--- Goal ---
Identify all lines of the data containing the string "this" and copy them.

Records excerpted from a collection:
* * * *

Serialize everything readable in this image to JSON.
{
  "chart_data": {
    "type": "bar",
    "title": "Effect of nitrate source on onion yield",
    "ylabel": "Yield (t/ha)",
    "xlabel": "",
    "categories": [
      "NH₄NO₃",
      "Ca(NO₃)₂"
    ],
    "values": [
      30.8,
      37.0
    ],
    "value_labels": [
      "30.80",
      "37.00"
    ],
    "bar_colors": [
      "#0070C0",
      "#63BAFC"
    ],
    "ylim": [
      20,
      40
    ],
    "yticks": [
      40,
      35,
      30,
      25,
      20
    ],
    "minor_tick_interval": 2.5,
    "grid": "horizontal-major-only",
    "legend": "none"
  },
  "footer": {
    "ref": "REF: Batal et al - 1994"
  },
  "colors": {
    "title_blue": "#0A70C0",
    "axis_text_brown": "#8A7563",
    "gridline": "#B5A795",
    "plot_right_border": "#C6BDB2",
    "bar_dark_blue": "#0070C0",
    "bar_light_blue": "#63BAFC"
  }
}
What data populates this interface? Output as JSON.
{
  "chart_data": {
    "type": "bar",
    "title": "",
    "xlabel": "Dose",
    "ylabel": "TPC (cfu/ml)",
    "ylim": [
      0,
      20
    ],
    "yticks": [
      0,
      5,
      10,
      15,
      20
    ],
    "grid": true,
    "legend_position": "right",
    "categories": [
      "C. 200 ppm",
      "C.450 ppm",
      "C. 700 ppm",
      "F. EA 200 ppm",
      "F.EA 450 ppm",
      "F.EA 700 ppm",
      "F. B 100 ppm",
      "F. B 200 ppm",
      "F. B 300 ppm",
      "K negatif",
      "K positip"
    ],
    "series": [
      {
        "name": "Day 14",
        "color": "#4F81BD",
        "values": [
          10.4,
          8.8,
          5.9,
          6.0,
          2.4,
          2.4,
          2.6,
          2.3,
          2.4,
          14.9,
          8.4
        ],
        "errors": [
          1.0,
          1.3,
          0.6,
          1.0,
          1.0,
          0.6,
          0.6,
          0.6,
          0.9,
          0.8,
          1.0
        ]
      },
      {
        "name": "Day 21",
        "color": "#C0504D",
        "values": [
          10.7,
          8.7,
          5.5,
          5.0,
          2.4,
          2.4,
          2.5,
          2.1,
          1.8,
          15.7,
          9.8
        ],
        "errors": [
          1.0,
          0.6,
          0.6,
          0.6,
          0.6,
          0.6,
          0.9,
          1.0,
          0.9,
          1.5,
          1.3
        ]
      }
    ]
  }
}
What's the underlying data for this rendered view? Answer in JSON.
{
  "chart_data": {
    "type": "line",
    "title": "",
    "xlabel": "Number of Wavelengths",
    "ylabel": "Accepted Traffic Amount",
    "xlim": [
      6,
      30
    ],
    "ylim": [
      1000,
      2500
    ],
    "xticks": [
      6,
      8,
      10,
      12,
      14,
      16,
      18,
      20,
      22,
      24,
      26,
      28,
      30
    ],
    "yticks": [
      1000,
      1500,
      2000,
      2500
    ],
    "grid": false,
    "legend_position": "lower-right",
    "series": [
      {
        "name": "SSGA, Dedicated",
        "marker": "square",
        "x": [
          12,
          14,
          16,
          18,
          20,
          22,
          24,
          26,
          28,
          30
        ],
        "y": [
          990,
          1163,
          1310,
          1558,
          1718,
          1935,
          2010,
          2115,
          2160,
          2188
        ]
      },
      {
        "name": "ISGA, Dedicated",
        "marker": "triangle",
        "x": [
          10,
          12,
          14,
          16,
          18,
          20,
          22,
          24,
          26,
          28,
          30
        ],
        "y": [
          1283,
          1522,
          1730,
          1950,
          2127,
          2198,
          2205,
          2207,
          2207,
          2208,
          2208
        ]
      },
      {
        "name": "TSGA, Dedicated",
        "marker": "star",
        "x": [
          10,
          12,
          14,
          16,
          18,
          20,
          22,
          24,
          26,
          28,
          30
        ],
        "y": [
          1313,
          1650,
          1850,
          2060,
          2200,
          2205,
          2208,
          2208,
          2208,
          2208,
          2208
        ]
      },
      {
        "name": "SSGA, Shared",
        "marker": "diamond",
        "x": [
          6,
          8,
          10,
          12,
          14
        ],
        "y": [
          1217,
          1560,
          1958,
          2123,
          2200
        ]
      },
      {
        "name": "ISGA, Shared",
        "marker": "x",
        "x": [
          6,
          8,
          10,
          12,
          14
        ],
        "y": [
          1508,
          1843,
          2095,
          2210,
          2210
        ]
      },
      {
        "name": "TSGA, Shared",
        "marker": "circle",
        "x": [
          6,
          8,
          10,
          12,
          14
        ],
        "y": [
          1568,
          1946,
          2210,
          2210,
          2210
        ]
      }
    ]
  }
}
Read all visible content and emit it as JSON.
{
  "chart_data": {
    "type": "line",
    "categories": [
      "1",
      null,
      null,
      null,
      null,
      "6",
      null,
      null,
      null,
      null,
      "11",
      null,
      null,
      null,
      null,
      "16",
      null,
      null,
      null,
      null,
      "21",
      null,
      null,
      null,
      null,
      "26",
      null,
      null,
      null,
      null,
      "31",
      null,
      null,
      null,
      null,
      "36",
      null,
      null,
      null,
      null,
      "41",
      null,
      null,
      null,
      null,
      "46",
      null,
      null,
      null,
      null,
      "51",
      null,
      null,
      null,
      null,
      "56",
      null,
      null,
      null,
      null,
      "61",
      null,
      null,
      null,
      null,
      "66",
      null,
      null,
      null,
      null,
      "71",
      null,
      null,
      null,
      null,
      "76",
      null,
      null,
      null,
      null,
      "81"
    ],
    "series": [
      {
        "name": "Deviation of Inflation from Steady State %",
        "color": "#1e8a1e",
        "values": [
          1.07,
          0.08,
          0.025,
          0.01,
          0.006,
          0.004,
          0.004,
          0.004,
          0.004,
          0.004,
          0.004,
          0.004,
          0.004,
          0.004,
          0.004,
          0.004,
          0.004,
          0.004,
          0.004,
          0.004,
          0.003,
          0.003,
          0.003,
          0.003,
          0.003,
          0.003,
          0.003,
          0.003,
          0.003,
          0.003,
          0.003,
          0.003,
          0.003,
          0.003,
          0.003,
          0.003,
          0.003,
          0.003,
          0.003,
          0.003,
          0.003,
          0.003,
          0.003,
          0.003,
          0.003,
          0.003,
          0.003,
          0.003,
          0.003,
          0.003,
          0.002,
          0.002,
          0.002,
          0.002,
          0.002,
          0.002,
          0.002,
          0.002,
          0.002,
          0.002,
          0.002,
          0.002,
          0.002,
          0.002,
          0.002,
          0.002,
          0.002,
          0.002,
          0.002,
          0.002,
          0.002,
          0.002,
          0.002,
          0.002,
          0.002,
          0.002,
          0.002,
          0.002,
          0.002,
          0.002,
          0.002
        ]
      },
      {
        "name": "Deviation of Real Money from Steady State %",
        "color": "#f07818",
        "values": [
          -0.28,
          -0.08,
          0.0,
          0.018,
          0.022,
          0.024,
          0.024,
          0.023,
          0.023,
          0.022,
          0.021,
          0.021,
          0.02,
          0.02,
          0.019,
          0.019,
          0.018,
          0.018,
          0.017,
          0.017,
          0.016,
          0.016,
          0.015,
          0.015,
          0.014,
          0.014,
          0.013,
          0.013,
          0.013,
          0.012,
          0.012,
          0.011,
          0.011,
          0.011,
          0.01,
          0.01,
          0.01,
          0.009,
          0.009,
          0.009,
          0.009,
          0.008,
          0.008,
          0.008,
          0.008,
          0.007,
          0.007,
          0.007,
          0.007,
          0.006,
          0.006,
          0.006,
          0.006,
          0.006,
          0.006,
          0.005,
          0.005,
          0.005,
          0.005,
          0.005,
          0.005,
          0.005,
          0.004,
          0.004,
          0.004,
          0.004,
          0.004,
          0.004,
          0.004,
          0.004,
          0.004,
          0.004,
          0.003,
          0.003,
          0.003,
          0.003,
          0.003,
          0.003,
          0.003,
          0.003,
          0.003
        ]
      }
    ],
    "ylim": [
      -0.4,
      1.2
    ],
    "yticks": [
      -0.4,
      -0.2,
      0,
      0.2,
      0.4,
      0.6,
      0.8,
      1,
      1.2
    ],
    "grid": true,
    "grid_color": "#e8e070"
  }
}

* * * *

--- Problem solution ---
Serialize everything readable in this image to JSON.
What data populates this interface? Output as JSON.
What's the underlying data for this rendered view? Answer in JSON.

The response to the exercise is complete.